### Prompt:
Transcribe each line of the material as it is, and drop any picture.
--- Records shown ---
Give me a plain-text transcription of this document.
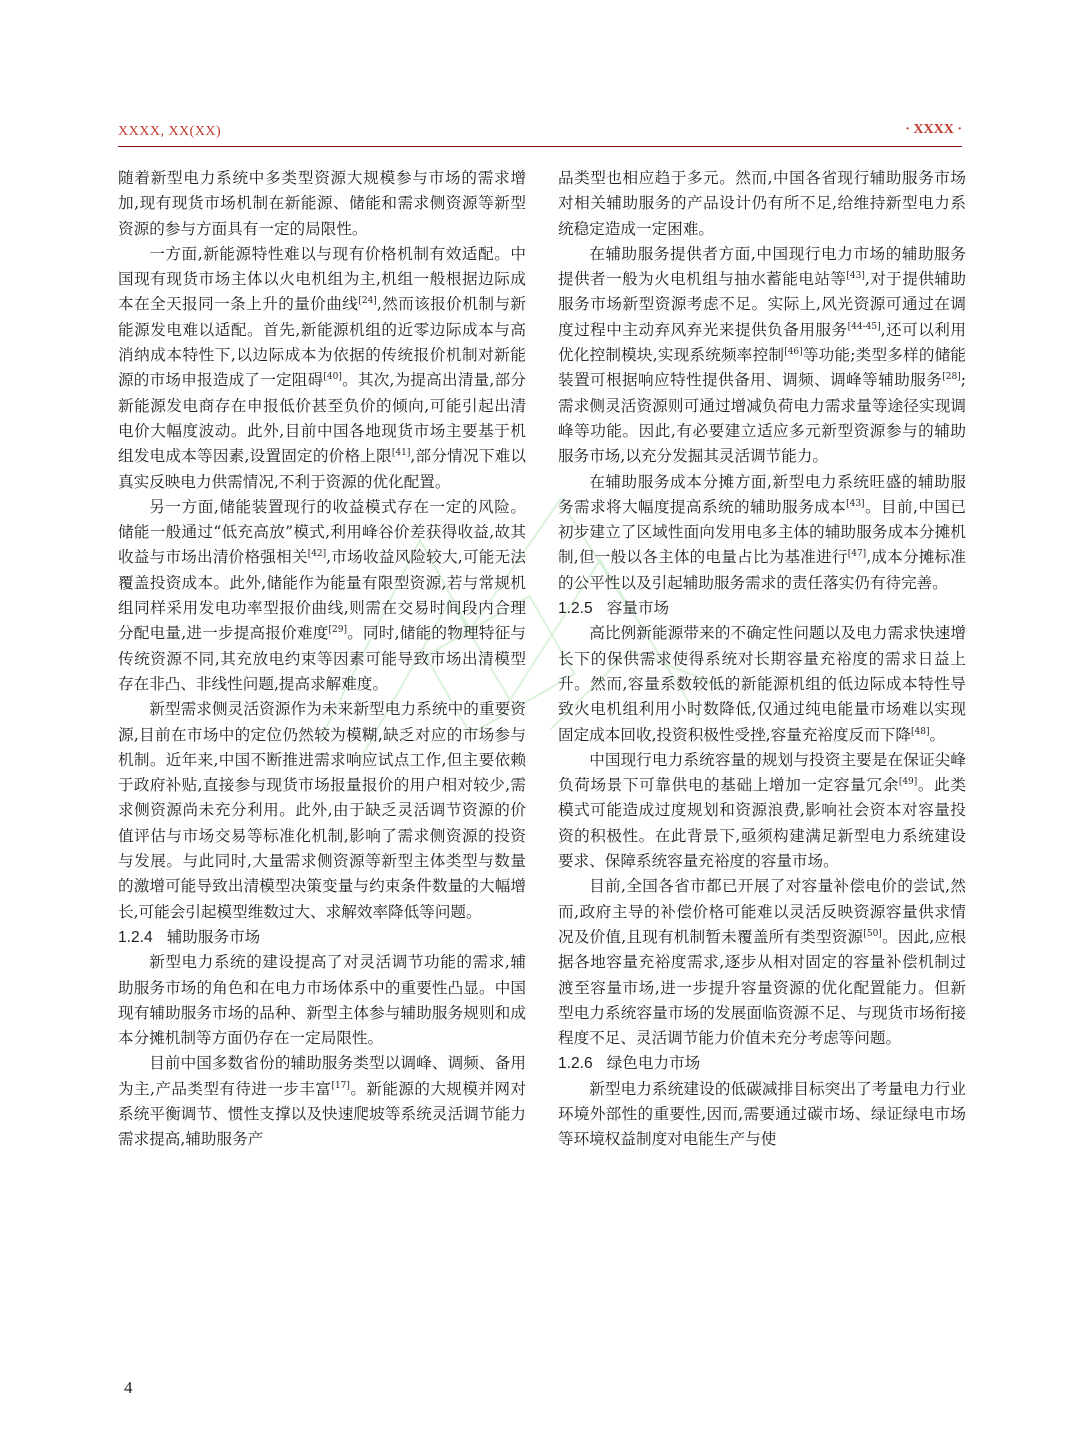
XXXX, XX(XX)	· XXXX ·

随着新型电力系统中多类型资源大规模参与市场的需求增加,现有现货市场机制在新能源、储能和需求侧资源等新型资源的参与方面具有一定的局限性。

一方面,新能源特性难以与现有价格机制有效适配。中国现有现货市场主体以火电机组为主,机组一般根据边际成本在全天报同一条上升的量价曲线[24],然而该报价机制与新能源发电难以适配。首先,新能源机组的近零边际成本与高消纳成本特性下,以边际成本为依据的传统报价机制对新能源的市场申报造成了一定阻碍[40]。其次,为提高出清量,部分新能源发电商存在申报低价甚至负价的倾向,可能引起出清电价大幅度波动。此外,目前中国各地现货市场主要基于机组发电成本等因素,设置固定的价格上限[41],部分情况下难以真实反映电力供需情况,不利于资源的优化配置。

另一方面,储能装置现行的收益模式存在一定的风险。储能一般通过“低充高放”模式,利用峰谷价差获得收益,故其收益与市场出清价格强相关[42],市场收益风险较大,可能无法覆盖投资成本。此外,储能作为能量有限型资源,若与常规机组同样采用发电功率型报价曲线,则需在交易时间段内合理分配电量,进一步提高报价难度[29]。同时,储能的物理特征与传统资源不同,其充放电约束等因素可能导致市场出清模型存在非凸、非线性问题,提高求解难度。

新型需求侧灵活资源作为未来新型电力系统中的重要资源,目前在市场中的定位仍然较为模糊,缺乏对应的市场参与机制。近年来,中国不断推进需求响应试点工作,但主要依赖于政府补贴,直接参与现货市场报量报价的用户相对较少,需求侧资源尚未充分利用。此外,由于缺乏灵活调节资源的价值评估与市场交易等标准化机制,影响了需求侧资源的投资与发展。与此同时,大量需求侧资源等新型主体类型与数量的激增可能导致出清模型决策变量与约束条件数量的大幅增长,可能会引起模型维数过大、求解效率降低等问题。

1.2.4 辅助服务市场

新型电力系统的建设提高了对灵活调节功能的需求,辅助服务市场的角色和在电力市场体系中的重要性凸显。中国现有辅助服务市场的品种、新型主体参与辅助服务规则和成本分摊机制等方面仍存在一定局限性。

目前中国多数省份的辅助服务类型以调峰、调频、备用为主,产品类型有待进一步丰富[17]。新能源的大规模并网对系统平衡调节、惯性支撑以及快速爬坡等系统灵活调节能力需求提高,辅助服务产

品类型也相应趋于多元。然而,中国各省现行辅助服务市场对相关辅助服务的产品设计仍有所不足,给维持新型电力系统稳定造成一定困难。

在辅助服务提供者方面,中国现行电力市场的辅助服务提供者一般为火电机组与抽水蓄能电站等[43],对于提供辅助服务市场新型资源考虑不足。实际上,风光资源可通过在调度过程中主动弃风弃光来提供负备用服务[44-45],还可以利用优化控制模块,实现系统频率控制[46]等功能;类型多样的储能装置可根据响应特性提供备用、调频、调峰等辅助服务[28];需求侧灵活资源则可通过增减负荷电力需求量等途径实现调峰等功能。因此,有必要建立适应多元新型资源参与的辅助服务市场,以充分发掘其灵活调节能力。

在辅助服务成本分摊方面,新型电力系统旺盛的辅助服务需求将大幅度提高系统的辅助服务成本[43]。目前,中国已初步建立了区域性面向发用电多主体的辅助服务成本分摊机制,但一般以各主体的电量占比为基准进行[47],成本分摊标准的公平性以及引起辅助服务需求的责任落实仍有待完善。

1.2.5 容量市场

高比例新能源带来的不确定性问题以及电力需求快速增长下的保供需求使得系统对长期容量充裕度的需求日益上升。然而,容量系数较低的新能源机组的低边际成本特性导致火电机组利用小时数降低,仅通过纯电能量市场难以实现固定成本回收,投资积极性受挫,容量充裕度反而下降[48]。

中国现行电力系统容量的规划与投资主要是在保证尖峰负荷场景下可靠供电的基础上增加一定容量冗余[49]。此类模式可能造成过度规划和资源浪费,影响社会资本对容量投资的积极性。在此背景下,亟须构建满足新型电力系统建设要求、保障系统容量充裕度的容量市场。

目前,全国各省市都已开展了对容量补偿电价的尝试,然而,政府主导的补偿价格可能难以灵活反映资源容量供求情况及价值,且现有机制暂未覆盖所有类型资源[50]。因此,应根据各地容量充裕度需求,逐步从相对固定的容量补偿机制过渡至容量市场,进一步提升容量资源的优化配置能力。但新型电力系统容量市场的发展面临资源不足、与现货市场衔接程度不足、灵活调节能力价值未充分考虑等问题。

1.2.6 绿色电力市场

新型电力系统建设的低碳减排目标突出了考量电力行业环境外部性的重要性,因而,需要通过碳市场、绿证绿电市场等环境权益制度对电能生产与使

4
---
### Reply to the exercise:
Give me a plain-text transcription of this document.
XXXX, XX(XX)	· XXXX ·

随着新型电力系统中多类型资源大规模参与市场的需求增加,现有现货市场机制在新能源、储能和需求侧资源等新型资源的参与方面具有一定的局限性。

一方面,新能源特性难以与现有价格机制有效适配。中国现有现货市场主体以火电机组为主,机组一般根据边际成本在全天报同一条上升的量价曲线[24],然而该报价机制与新能源发电难以适配。首先,新能源机组的近零边际成本与高消纳成本特性下,以边际成本为依据的传统报价机制对新能源的市场申报造成了一定阻碍[40]。其次,为提高出清量,部分新能源发电商存在申报低价甚至负价的倾向,可能引起出清电价大幅度波动。此外,目前中国各地现货市场主要基于机组发电成本等因素,设置固定的价格上限[41],部分情况下难以真实反映电力供需情况,不利于资源的优化配置。

另一方面,储能装置现行的收益模式存在一定的风险。储能一般通过“低充高放”模式,利用峰谷价差获得收益,故其收益与市场出清价格强相关[42],市场收益风险较大,可能无法覆盖投资成本。此外,储能作为能量有限型资源,若与常规机组同样采用发电功率型报价曲线,则需在交易时间段内合理分配电量,进一步提高报价难度[29]。同时,储能的物理特征与传统资源不同,其充放电约束等因素可能导致市场出清模型存在非凸、非线性问题,提高求解难度。

新型需求侧灵活资源作为未来新型电力系统中的重要资源,目前在市场中的定位仍然较为模糊,缺乏对应的市场参与机制。近年来,中国不断推进需求响应试点工作,但主要依赖于政府补贴,直接参与现货市场报量报价的用户相对较少,需求侧资源尚未充分利用。此外,由于缺乏灵活调节资源的价值评估与市场交易等标准化机制,影响了需求侧资源的投资与发展。与此同时,大量需求侧资源等新型主体类型与数量的激增可能导致出清模型决策变量与约束条件数量的大幅增长,可能会引起模型维数过大、求解效率降低等问题。

1.2.4 辅助服务市场

新型电力系统的建设提高了对灵活调节功能的需求,辅助服务市场的角色和在电力市场体系中的重要性凸显。中国现有辅助服务市场的品种、新型主体参与辅助服务规则和成本分摊机制等方面仍存在一定局限性。

目前中国多数省份的辅助服务类型以调峰、调频、备用为主,产品类型有待进一步丰富[17]。新能源的大规模并网对系统平衡调节、惯性支撑以及快速爬坡等系统灵活调节能力需求提高,辅助服务产

品类型也相应趋于多元。然而,中国各省现行辅助服务市场对相关辅助服务的产品设计仍有所不足,给维持新型电力系统稳定造成一定困难。

在辅助服务提供者方面,中国现行电力市场的辅助服务提供者一般为火电机组与抽水蓄能电站等[43],对于提供辅助服务市场新型资源考虑不足。实际上,风光资源可通过在调度过程中主动弃风弃光来提供负备用服务[44-45],还可以利用优化控制模块,实现系统频率控制[46]等功能;类型多样的储能装置可根据响应特性提供备用、调频、调峰等辅助服务[28];需求侧灵活资源则可通过增减负荷电力需求量等途径实现调峰等功能。因此,有必要建立适应多元新型资源参与的辅助服务市场,以充分发掘其灵活调节能力。

在辅助服务成本分摊方面,新型电力系统旺盛的辅助服务需求将大幅度提高系统的辅助服务成本[43]。目前,中国已初步建立了区域性面向发用电多主体的辅助服务成本分摊机制,但一般以各主体的电量占比为基准进行[47],成本分摊标准的公平性以及引起辅助服务需求的责任落实仍有待完善。

1.2.5 容量市场

高比例新能源带来的不确定性问题以及电力需求快速增长下的保供需求使得系统对长期容量充裕度的需求日益上升。然而,容量系数较低的新能源机组的低边际成本特性导致火电机组利用小时数降低,仅通过纯电能量市场难以实现固定成本回收,投资积极性受挫,容量充裕度反而下降[48]。

中国现行电力系统容量的规划与投资主要是在保证尖峰负荷场景下可靠供电的基础上增加一定容量冗余[49]。此类模式可能造成过度规划和资源浪费,影响社会资本对容量投资的积极性。在此背景下,亟须构建满足新型电力系统建设要求、保障系统容量充裕度的容量市场。

目前,全国各省市都已开展了对容量补偿电价的尝试,然而,政府主导的补偿价格可能难以灵活反映资源容量供求情况及价值,且现有机制暂未覆盖所有类型资源[50]。因此,应根据各地容量充裕度需求,逐步从相对固定的容量补偿机制过渡至容量市场,进一步提升容量资源的优化配置能力。但新型电力系统容量市场的发展面临资源不足、与现货市场衔接程度不足、灵活调节能力价值未充分考虑等问题。

1.2.6 绿色电力市场

新型电力系统建设的低碳减排目标突出了考量电力行业环境外部性的重要性,因而,需要通过碳市场、绿证绿电市场等环境权益制度对电能生产与使

4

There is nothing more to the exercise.